WORK TO DO:
Determine the number of lines in these entries that hold the word "bosqichda". Give the number and nothing more.

SOURCE DATA:
================================

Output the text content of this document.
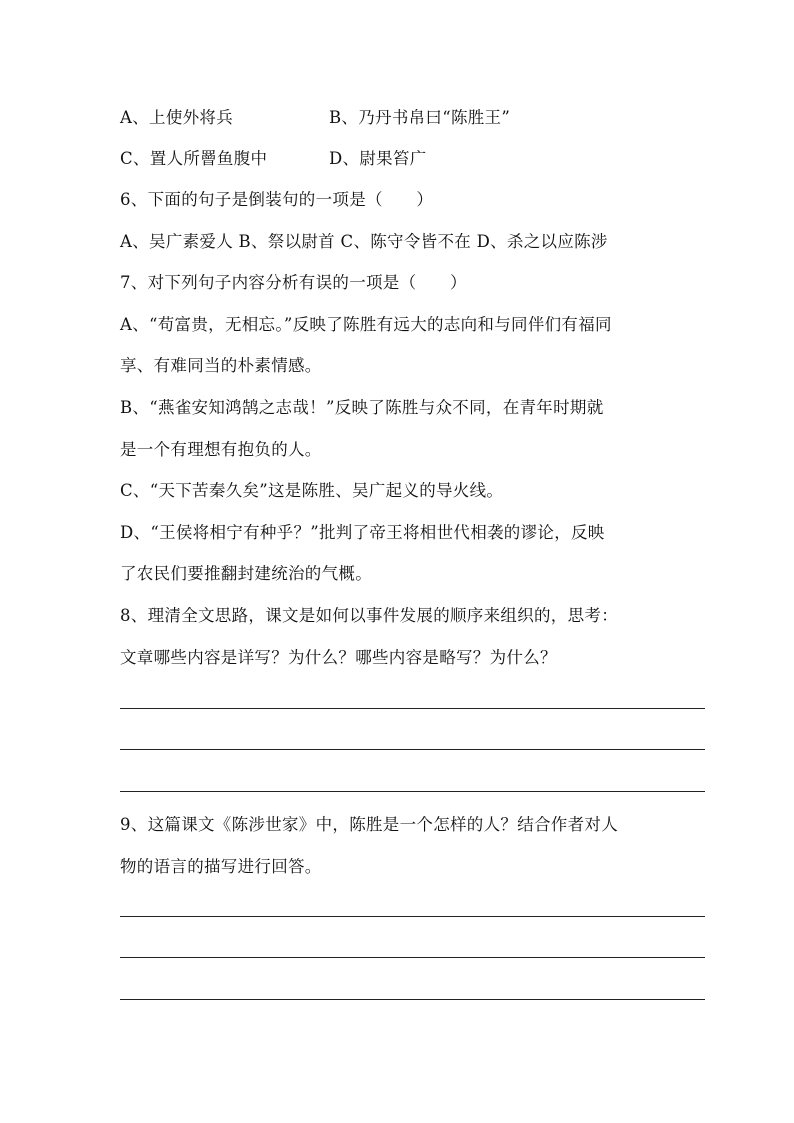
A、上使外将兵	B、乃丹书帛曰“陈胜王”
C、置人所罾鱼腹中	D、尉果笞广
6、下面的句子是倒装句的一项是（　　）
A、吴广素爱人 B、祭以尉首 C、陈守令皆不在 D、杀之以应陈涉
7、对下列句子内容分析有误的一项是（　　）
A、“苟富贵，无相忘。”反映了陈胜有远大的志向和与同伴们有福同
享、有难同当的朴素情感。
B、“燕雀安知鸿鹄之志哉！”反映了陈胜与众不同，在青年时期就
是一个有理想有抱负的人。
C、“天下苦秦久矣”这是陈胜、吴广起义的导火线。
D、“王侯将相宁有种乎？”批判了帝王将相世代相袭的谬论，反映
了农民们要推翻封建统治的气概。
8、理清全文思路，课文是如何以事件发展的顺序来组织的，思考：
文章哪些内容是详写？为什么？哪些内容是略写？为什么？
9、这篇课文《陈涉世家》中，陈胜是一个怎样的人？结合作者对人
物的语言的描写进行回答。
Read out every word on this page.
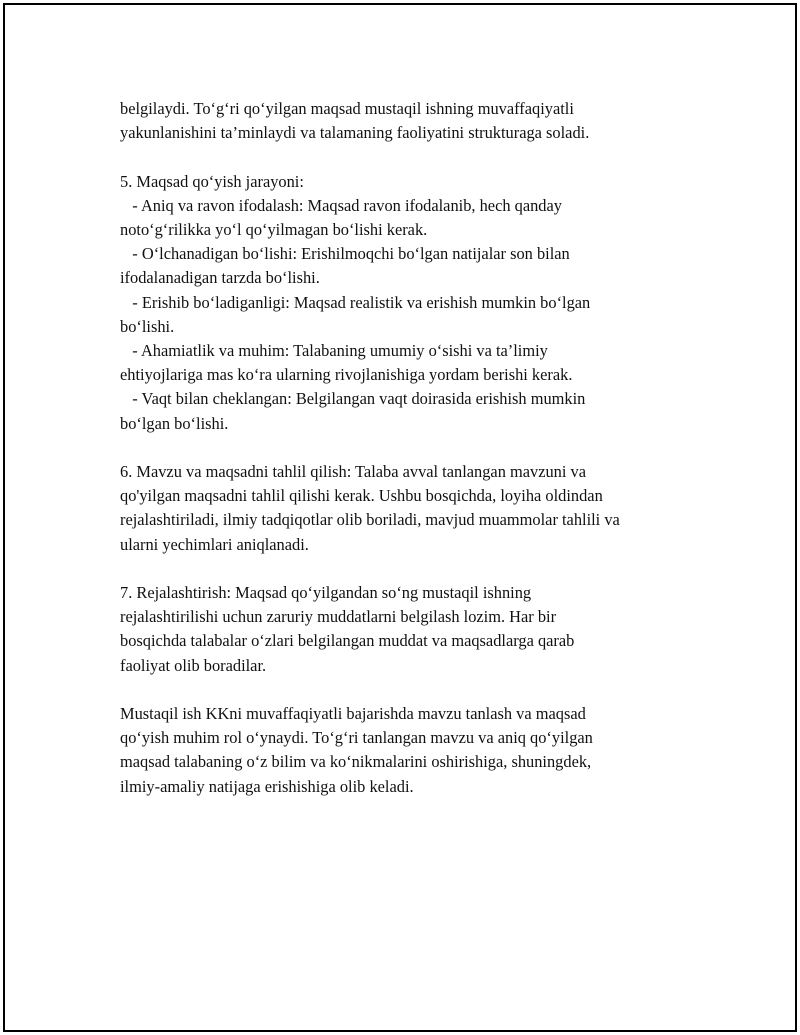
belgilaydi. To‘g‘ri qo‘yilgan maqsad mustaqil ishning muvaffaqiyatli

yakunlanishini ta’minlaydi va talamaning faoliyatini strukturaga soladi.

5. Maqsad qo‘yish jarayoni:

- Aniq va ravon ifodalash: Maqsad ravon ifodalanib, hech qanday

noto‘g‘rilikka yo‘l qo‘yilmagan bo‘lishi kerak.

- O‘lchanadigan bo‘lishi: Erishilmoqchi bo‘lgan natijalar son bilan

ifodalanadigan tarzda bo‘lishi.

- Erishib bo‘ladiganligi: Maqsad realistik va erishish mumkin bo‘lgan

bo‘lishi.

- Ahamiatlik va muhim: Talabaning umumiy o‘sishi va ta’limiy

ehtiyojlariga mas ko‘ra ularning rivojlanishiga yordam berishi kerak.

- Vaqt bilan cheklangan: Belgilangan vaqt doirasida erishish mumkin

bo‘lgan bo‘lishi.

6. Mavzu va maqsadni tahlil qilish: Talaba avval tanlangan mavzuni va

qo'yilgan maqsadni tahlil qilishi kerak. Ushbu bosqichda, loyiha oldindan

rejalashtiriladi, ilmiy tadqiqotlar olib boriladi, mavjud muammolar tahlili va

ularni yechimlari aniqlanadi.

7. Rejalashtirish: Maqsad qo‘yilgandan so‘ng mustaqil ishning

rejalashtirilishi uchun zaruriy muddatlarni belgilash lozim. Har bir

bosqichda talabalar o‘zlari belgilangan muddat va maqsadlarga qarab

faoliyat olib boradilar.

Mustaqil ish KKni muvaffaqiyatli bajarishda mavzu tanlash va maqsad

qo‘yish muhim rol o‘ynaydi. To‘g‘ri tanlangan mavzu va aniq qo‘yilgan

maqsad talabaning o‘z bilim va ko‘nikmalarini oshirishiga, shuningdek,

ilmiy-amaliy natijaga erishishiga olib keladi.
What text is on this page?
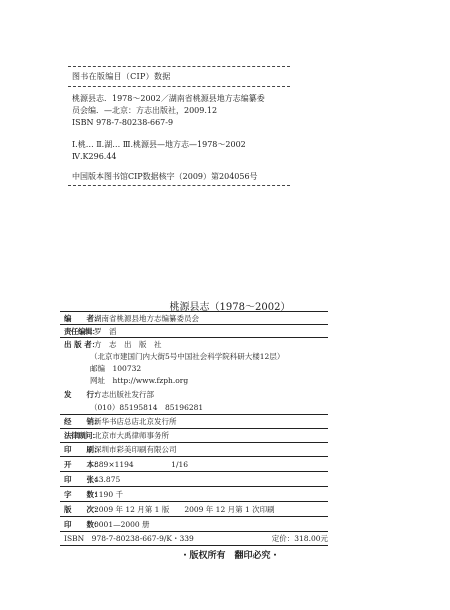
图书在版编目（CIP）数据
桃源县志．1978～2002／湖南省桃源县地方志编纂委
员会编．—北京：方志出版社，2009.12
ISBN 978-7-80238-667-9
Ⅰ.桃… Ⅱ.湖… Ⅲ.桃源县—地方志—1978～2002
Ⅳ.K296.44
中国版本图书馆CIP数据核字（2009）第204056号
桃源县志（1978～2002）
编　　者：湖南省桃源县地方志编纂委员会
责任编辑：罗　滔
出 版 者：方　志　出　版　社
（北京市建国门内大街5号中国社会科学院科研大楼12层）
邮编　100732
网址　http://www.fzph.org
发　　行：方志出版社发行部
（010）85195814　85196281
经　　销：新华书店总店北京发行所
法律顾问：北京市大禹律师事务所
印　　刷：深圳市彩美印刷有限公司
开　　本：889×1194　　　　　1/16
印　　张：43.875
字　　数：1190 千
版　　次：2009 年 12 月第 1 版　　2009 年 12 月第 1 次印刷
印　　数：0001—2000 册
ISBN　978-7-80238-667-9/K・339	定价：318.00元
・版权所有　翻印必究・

================================

CORRECT RESULT:
2